- Written instruction -
Repeat the whole listing exactly as written.

- Records supplied -
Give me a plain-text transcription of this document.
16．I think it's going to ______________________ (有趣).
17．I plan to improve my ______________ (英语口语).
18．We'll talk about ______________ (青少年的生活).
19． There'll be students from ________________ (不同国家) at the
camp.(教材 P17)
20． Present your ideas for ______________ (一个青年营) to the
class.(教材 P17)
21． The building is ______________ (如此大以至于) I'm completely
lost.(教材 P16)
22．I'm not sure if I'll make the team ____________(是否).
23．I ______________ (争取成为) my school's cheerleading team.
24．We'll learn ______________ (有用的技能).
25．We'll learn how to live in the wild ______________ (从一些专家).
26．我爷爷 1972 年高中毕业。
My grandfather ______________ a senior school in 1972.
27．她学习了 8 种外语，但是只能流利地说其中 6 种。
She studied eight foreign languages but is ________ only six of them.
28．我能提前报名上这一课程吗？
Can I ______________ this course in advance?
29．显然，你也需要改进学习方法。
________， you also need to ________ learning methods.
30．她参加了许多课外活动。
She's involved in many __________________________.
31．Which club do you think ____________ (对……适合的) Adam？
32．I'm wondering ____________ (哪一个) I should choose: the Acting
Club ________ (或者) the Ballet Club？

- Answer to the problem -
Give me a plain-text transcription of this document.
16．I think it's going to ______________________ (有趣).
17．I plan to improve my ______________ (英语口语).
18．We'll talk about ______________ (青少年的生活).
19． There'll be students from ________________ (不同国家) at the
camp.(教材 P17)
20． Present your ideas for ______________ (一个青年营) to the
class.(教材 P17)
21． The building is ______________ (如此大以至于) I'm completely
lost.(教材 P16)
22．I'm not sure if I'll make the team ____________(是否).
23．I ______________ (争取成为) my school's cheerleading team.
24．We'll learn ______________ (有用的技能).
25．We'll learn how to live in the wild ______________ (从一些专家).
26．我爷爷 1972 年高中毕业。
My grandfather ______________ a senior school in 1972.
27．她学习了 8 种外语，但是只能流利地说其中 6 种。
She studied eight foreign languages but is ________ only six of them.
28．我能提前报名上这一课程吗？
Can I ______________ this course in advance?
29．显然，你也需要改进学习方法。
________， you also need to ________ learning methods.
30．她参加了许多课外活动。
She's involved in many __________________________.
31．Which club do you think ____________ (对……适合的) Adam？
32．I'm wondering ____________ (哪一个) I should choose: the Acting
Club ________ (或者) the Ballet Club？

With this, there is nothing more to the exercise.